_OBJECTIVE:_ The line containing "What data populates" marks the start; extract exactly from it through the last line of the entries, and omit any pictures.

_GIVEN INFORMATION:_
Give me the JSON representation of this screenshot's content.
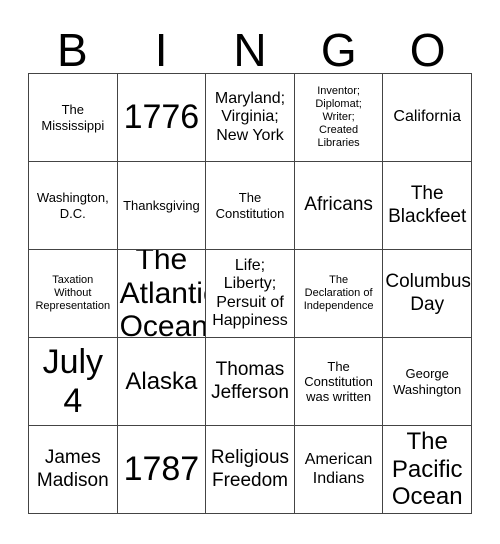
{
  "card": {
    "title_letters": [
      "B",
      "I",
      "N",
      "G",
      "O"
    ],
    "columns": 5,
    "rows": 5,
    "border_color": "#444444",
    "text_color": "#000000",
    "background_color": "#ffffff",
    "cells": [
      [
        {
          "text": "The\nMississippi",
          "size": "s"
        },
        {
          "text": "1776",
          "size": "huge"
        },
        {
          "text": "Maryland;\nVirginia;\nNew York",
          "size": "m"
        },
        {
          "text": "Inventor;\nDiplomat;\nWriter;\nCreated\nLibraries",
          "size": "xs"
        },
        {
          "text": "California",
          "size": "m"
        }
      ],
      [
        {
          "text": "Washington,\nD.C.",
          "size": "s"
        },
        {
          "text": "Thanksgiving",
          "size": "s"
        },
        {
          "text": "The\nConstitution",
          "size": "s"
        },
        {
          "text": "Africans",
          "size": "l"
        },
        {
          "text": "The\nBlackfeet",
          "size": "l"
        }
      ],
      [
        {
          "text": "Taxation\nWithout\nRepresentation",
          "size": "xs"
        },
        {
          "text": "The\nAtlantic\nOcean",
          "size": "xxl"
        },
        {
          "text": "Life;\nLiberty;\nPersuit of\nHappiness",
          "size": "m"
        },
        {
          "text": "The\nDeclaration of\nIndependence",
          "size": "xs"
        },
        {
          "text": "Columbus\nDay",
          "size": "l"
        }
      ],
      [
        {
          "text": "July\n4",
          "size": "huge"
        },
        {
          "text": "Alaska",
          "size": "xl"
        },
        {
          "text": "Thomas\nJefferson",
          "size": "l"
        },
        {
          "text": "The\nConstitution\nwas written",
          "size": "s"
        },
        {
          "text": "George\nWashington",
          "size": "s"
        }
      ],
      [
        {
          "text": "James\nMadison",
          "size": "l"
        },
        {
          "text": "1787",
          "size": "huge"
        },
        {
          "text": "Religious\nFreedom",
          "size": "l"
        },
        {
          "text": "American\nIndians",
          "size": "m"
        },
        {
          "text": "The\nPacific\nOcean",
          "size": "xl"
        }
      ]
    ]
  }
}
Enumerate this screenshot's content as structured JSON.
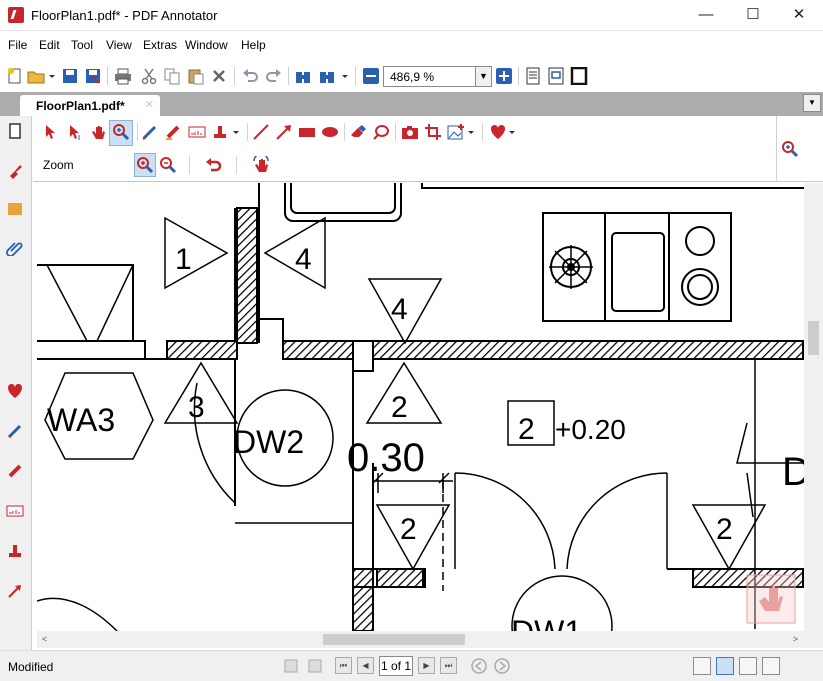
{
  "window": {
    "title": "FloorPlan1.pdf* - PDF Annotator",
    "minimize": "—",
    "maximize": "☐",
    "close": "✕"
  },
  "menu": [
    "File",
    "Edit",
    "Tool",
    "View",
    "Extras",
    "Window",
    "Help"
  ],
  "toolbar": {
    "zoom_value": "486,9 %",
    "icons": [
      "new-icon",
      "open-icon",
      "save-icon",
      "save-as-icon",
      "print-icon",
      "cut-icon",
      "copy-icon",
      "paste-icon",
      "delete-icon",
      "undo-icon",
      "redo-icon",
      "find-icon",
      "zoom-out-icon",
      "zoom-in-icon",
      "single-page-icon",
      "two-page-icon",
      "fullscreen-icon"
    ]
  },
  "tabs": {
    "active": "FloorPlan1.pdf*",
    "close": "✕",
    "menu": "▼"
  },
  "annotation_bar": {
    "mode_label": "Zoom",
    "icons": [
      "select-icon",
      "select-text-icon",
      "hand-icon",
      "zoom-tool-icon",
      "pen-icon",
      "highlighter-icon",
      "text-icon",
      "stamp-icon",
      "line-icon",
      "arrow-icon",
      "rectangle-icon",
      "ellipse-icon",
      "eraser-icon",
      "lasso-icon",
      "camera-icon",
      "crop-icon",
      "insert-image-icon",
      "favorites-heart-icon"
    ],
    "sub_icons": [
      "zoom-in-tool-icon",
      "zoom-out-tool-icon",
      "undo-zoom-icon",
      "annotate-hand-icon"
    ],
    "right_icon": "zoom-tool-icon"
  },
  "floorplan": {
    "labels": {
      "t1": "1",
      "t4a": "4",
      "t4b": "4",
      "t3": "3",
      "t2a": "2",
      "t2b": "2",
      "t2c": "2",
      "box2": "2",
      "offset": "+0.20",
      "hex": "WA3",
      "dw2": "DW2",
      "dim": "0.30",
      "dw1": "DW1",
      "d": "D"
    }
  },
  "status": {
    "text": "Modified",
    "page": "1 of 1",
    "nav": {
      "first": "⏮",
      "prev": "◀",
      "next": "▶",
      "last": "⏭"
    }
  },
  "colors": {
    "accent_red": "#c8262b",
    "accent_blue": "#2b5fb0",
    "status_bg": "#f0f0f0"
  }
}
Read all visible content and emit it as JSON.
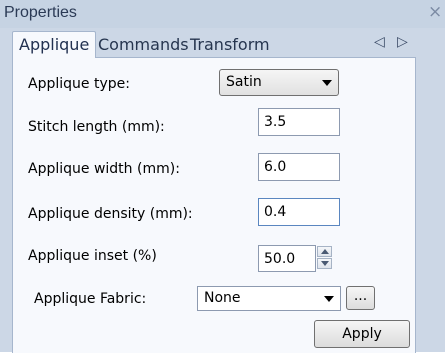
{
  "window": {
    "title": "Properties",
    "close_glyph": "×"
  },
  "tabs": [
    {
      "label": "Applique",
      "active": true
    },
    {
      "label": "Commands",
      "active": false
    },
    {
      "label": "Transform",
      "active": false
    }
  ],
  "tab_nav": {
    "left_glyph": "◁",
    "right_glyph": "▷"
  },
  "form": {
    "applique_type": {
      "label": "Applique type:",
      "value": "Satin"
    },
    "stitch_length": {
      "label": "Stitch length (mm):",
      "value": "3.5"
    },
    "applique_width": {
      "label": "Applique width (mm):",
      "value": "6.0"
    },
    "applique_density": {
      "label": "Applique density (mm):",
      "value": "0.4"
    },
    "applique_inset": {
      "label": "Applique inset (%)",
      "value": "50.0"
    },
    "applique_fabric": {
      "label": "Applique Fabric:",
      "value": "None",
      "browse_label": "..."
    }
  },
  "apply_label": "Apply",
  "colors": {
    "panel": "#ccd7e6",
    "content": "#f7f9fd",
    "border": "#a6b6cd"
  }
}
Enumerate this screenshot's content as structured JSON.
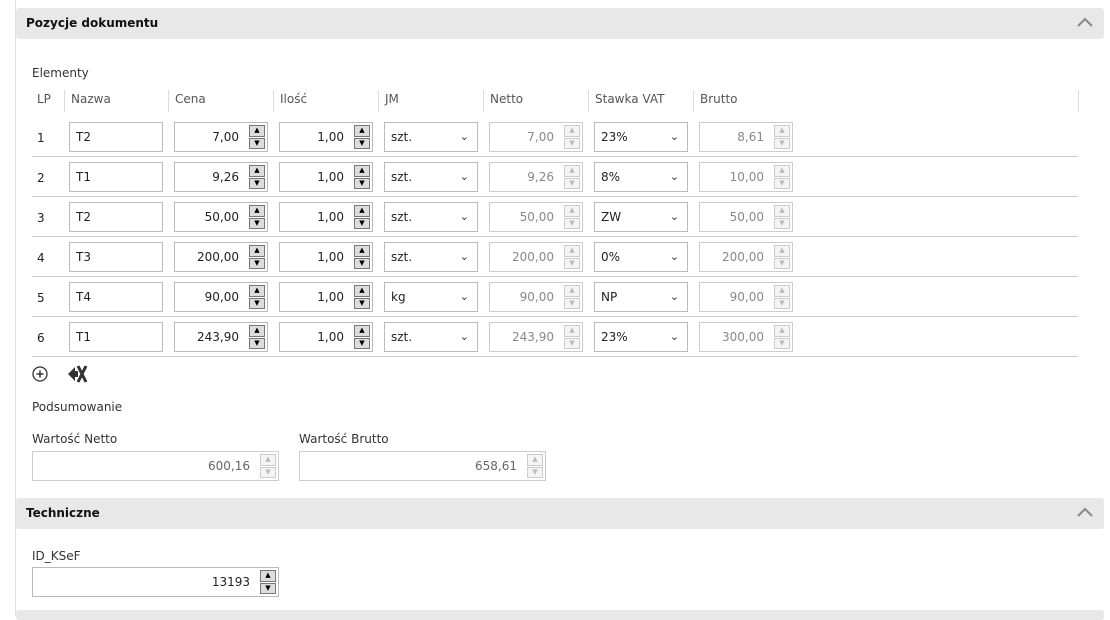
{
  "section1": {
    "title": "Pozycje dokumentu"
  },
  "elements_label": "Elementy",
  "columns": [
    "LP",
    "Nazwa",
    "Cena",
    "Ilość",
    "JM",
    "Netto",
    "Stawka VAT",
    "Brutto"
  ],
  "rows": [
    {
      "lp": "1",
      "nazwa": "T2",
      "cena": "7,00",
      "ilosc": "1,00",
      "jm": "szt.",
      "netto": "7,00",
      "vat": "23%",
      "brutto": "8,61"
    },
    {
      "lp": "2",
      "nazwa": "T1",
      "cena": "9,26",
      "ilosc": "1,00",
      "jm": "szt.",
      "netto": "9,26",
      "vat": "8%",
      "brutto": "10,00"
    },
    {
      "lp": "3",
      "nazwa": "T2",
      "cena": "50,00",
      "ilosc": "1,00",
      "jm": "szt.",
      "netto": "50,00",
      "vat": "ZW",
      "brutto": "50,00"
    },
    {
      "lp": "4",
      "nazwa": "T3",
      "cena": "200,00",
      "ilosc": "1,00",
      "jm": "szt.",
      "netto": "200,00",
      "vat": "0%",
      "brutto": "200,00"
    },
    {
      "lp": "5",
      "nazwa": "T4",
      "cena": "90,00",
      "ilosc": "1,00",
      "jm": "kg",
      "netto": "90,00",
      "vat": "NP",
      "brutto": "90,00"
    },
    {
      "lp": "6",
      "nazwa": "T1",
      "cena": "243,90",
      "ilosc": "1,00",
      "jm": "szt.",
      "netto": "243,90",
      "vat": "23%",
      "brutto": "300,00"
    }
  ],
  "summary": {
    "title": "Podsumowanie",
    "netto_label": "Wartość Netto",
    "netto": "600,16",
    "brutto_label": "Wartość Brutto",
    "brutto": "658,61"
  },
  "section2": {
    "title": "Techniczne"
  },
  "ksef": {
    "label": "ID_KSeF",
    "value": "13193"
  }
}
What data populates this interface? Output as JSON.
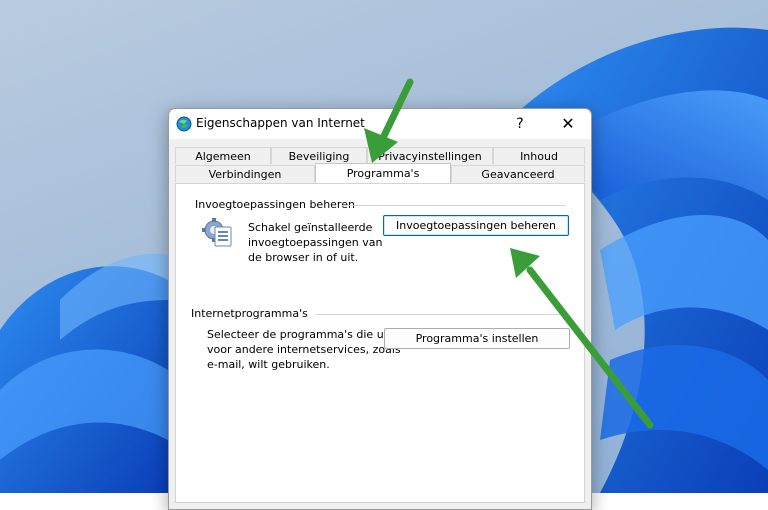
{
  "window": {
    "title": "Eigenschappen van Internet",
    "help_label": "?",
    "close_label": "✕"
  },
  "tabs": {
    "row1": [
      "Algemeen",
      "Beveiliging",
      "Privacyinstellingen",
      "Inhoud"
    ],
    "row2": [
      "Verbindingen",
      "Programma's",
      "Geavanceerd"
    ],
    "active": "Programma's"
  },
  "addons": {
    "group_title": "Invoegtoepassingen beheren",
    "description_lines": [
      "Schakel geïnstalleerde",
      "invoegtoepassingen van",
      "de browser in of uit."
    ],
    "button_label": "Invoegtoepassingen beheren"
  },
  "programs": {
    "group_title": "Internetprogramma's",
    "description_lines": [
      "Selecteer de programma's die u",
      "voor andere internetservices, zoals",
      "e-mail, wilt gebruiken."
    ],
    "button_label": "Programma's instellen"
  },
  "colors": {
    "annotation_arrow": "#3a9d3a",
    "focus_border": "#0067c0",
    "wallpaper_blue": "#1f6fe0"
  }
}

_COMPLETED EXERCISE:_
What data populates this interface? Output as JSON.
{
  "window": {
    "title": "Eigenschappen van Internet",
    "help_label": "?",
    "close_label": "✕"
  },
  "tabs": {
    "row1": [
      "Algemeen",
      "Beveiliging",
      "Privacyinstellingen",
      "Inhoud"
    ],
    "row2": [
      "Verbindingen",
      "Programma's",
      "Geavanceerd"
    ],
    "active": "Programma's"
  },
  "addons": {
    "group_title": "Invoegtoepassingen beheren",
    "description_lines": [
      "Schakel geïnstalleerde",
      "invoegtoepassingen van",
      "de browser in of uit."
    ],
    "button_label": "Invoegtoepassingen beheren"
  },
  "programs": {
    "group_title": "Internetprogramma's",
    "description_lines": [
      "Selecteer de programma's die u",
      "voor andere internetservices, zoals",
      "e-mail, wilt gebruiken."
    ],
    "button_label": "Programma's instellen"
  },
  "colors": {
    "annotation_arrow": "#3a9d3a",
    "focus_border": "#0067c0",
    "wallpaper_blue": "#1f6fe0"
  }
}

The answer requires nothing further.